Data to use
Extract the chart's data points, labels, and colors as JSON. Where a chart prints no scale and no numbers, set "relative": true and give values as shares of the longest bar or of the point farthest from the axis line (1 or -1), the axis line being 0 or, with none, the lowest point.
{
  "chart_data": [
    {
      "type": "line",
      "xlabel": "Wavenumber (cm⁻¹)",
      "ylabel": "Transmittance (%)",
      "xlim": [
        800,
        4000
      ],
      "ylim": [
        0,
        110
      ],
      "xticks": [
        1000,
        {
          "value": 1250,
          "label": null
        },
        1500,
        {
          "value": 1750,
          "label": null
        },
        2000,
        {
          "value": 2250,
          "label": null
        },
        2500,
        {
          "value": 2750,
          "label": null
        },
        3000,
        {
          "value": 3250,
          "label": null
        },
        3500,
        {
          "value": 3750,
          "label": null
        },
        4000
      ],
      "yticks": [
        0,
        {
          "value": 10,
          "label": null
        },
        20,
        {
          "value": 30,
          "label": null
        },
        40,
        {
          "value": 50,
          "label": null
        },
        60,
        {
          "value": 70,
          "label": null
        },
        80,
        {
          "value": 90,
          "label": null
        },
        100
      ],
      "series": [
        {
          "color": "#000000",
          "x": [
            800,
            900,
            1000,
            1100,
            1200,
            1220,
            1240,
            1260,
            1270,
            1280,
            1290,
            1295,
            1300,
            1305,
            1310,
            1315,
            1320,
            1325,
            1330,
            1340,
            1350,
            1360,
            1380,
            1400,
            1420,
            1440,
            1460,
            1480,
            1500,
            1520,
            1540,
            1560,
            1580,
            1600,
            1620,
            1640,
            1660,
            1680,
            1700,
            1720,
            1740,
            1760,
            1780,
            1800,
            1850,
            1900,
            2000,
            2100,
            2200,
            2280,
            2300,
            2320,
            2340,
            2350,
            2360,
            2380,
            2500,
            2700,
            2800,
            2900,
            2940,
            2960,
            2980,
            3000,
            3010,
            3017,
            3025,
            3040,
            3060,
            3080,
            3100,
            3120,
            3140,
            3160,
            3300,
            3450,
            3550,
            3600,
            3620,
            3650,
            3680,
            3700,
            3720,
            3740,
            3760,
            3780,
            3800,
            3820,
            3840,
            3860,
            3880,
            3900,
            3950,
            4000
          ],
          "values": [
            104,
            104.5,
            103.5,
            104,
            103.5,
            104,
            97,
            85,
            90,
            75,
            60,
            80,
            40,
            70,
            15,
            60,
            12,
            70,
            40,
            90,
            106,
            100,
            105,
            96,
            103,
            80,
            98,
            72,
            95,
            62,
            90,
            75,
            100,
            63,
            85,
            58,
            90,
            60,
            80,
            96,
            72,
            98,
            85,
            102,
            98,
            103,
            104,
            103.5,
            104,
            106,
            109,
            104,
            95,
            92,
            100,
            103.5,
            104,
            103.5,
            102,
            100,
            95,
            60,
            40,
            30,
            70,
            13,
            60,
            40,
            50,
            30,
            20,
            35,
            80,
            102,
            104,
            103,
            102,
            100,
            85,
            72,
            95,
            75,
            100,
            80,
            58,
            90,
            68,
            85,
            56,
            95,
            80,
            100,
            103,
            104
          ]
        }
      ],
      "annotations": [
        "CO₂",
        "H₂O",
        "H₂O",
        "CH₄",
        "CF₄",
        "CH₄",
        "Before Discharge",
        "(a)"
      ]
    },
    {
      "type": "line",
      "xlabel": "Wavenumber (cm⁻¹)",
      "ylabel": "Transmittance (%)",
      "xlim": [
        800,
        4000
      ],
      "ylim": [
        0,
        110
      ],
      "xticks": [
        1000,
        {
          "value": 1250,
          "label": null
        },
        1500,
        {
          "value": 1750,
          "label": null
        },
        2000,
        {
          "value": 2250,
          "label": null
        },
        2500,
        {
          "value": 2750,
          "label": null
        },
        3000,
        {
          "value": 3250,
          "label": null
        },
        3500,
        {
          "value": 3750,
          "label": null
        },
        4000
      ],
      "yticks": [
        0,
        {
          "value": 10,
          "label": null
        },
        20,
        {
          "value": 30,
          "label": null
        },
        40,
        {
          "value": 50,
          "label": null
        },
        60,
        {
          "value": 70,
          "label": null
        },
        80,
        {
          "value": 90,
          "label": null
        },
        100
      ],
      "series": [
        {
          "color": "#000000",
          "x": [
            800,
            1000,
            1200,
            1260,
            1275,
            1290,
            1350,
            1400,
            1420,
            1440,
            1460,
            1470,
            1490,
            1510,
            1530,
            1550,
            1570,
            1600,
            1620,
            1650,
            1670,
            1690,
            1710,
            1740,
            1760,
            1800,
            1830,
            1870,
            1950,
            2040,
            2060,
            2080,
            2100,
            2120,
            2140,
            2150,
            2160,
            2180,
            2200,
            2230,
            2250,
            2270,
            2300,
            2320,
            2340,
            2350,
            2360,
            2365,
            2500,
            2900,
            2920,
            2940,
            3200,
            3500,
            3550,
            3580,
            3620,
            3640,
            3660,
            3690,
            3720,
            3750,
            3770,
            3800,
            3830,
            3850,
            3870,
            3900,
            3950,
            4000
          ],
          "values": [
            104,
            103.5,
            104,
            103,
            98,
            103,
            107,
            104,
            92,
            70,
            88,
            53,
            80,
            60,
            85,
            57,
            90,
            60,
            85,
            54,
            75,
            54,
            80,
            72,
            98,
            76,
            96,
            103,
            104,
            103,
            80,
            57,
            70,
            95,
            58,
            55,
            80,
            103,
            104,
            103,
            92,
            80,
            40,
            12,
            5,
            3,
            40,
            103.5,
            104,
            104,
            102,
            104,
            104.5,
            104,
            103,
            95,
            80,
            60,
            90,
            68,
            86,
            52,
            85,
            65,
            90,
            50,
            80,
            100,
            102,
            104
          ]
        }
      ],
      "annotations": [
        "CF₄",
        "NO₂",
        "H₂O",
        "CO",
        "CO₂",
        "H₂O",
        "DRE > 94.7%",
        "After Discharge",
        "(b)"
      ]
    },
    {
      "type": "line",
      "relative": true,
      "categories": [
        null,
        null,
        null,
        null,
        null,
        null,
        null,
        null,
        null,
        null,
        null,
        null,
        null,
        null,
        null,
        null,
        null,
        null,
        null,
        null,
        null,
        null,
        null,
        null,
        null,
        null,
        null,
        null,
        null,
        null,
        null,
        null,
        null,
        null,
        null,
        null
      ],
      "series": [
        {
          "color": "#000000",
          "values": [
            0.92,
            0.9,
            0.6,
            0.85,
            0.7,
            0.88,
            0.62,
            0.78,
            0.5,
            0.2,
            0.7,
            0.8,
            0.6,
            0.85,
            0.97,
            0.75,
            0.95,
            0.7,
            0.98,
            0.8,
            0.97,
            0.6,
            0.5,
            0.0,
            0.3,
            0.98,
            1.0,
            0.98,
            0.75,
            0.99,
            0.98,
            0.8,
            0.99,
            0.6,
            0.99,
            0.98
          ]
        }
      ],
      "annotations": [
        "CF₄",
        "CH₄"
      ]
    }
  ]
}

To be done
Reproduce the data in full, exactly as presented.

Solution
Extract the chart's data points, labels, and colors as JSON. Where a chart prints no scale and no numbers, set "relative": true and give values as shares of the longest bar or of the point farthest from the axis line (1 or -1), the axis line being 0 or, with none, the lowest point.
{
  "chart_data": [
    {
      "type": "line",
      "xlabel": "Wavenumber (cm⁻¹)",
      "ylabel": "Transmittance (%)",
      "xlim": [
        800,
        4000
      ],
      "ylim": [
        0,
        110
      ],
      "xticks": [
        1000,
        {
          "value": 1250,
          "label": null
        },
        1500,
        {
          "value": 1750,
          "label": null
        },
        2000,
        {
          "value": 2250,
          "label": null
        },
        2500,
        {
          "value": 2750,
          "label": null
        },
        3000,
        {
          "value": 3250,
          "label": null
        },
        3500,
        {
          "value": 3750,
          "label": null
        },
        4000
      ],
      "yticks": [
        0,
        {
          "value": 10,
          "label": null
        },
        20,
        {
          "value": 30,
          "label": null
        },
        40,
        {
          "value": 50,
          "label": null
        },
        60,
        {
          "value": 70,
          "label": null
        },
        80,
        {
          "value": 90,
          "label": null
        },
        100
      ],
      "series": [
        {
          "color": "#000000",
          "x": [
            800,
            900,
            1000,
            1100,
            1200,
            1220,
            1240,
            1260,
            1270,
            1280,
            1290,
            1295,
            1300,
            1305,
            1310,
            1315,
            1320,
            1325,
            1330,
            1340,
            1350,
            1360,
            1380,
            1400,
            1420,
            1440,
            1460,
            1480,
            1500,
            1520,
            1540,
            1560,
            1580,
            1600,
            1620,
            1640,
            1660,
            1680,
            1700,
            1720,
            1740,
            1760,
            1780,
            1800,
            1850,
            1900,
            2000,
            2100,
            2200,
            2280,
            2300,
            2320,
            2340,
            2350,
            2360,
            2380,
            2500,
            2700,
            2800,
            2900,
            2940,
            2960,
            2980,
            3000,
            3010,
            3017,
            3025,
            3040,
            3060,
            3080,
            3100,
            3120,
            3140,
            3160,
            3300,
            3450,
            3550,
            3600,
            3620,
            3650,
            3680,
            3700,
            3720,
            3740,
            3760,
            3780,
            3800,
            3820,
            3840,
            3860,
            3880,
            3900,
            3950,
            4000
          ],
          "values": [
            104,
            104.5,
            103.5,
            104,
            103.5,
            104,
            97,
            85,
            90,
            75,
            60,
            80,
            40,
            70,
            15,
            60,
            12,
            70,
            40,
            90,
            106,
            100,
            105,
            96,
            103,
            80,
            98,
            72,
            95,
            62,
            90,
            75,
            100,
            63,
            85,
            58,
            90,
            60,
            80,
            96,
            72,
            98,
            85,
            102,
            98,
            103,
            104,
            103.5,
            104,
            106,
            109,
            104,
            95,
            92,
            100,
            103.5,
            104,
            103.5,
            102,
            100,
            95,
            60,
            40,
            30,
            70,
            13,
            60,
            40,
            50,
            30,
            20,
            35,
            80,
            102,
            104,
            103,
            102,
            100,
            85,
            72,
            95,
            75,
            100,
            80,
            58,
            90,
            68,
            85,
            56,
            95,
            80,
            100,
            103,
            104
          ]
        }
      ],
      "annotations": [
        "CO₂",
        "H₂O",
        "H₂O",
        "CH₄",
        "CF₄",
        "CH₄",
        "Before Discharge",
        "(a)"
      ]
    },
    {
      "type": "line",
      "xlabel": "Wavenumber (cm⁻¹)",
      "ylabel": "Transmittance (%)",
      "xlim": [
        800,
        4000
      ],
      "ylim": [
        0,
        110
      ],
      "xticks": [
        1000,
        {
          "value": 1250,
          "label": null
        },
        1500,
        {
          "value": 1750,
          "label": null
        },
        2000,
        {
          "value": 2250,
          "label": null
        },
        2500,
        {
          "value": 2750,
          "label": null
        },
        3000,
        {
          "value": 3250,
          "label": null
        },
        3500,
        {
          "value": 3750,
          "label": null
        },
        4000
      ],
      "yticks": [
        0,
        {
          "value": 10,
          "label": null
        },
        20,
        {
          "value": 30,
          "label": null
        },
        40,
        {
          "value": 50,
          "label": null
        },
        60,
        {
          "value": 70,
          "label": null
        },
        80,
        {
          "value": 90,
          "label": null
        },
        100
      ],
      "series": [
        {
          "color": "#000000",
          "x": [
            800,
            1000,
            1200,
            1260,
            1275,
            1290,
            1350,
            1400,
            1420,
            1440,
            1460,
            1470,
            1490,
            1510,
            1530,
            1550,
            1570,
            1600,
            1620,
            1650,
            1670,
            1690,
            1710,
            1740,
            1760,
            1800,
            1830,
            1870,
            1950,
            2040,
            2060,
            2080,
            2100,
            2120,
            2140,
            2150,
            2160,
            2180,
            2200,
            2230,
            2250,
            2270,
            2300,
            2320,
            2340,
            2350,
            2360,
            2365,
            2500,
            2900,
            2920,
            2940,
            3200,
            3500,
            3550,
            3580,
            3620,
            3640,
            3660,
            3690,
            3720,
            3750,
            3770,
            3800,
            3830,
            3850,
            3870,
            3900,
            3950,
            4000
          ],
          "values": [
            104,
            103.5,
            104,
            103,
            98,
            103,
            107,
            104,
            92,
            70,
            88,
            53,
            80,
            60,
            85,
            57,
            90,
            60,
            85,
            54,
            75,
            54,
            80,
            72,
            98,
            76,
            96,
            103,
            104,
            103,
            80,
            57,
            70,
            95,
            58,
            55,
            80,
            103,
            104,
            103,
            92,
            80,
            40,
            12,
            5,
            3,
            40,
            103.5,
            104,
            104,
            102,
            104,
            104.5,
            104,
            103,
            95,
            80,
            60,
            90,
            68,
            86,
            52,
            85,
            65,
            90,
            50,
            80,
            100,
            102,
            104
          ]
        }
      ],
      "annotations": [
        "CF₄",
        "NO₂",
        "H₂O",
        "CO",
        "CO₂",
        "H₂O",
        "DRE > 94.7%",
        "After Discharge",
        "(b)"
      ]
    },
    {
      "type": "line",
      "relative": true,
      "categories": [
        null,
        null,
        null,
        null,
        null,
        null,
        null,
        null,
        null,
        null,
        null,
        null,
        null,
        null,
        null,
        null,
        null,
        null,
        null,
        null,
        null,
        null,
        null,
        null,
        null,
        null,
        null,
        null,
        null,
        null,
        null,
        null,
        null,
        null,
        null,
        null
      ],
      "series": [
        {
          "color": "#000000",
          "values": [
            0.92,
            0.9,
            0.6,
            0.85,
            0.7,
            0.88,
            0.62,
            0.78,
            0.5,
            0.2,
            0.7,
            0.8,
            0.6,
            0.85,
            0.97,
            0.75,
            0.95,
            0.7,
            0.98,
            0.8,
            0.97,
            0.6,
            0.5,
            0.0,
            0.3,
            0.98,
            1.0,
            0.98,
            0.75,
            0.99,
            0.98,
            0.8,
            0.99,
            0.6,
            0.99,
            0.98
          ]
        }
      ],
      "annotations": [
        "CF₄",
        "CH₄"
      ]
    }
  ]
}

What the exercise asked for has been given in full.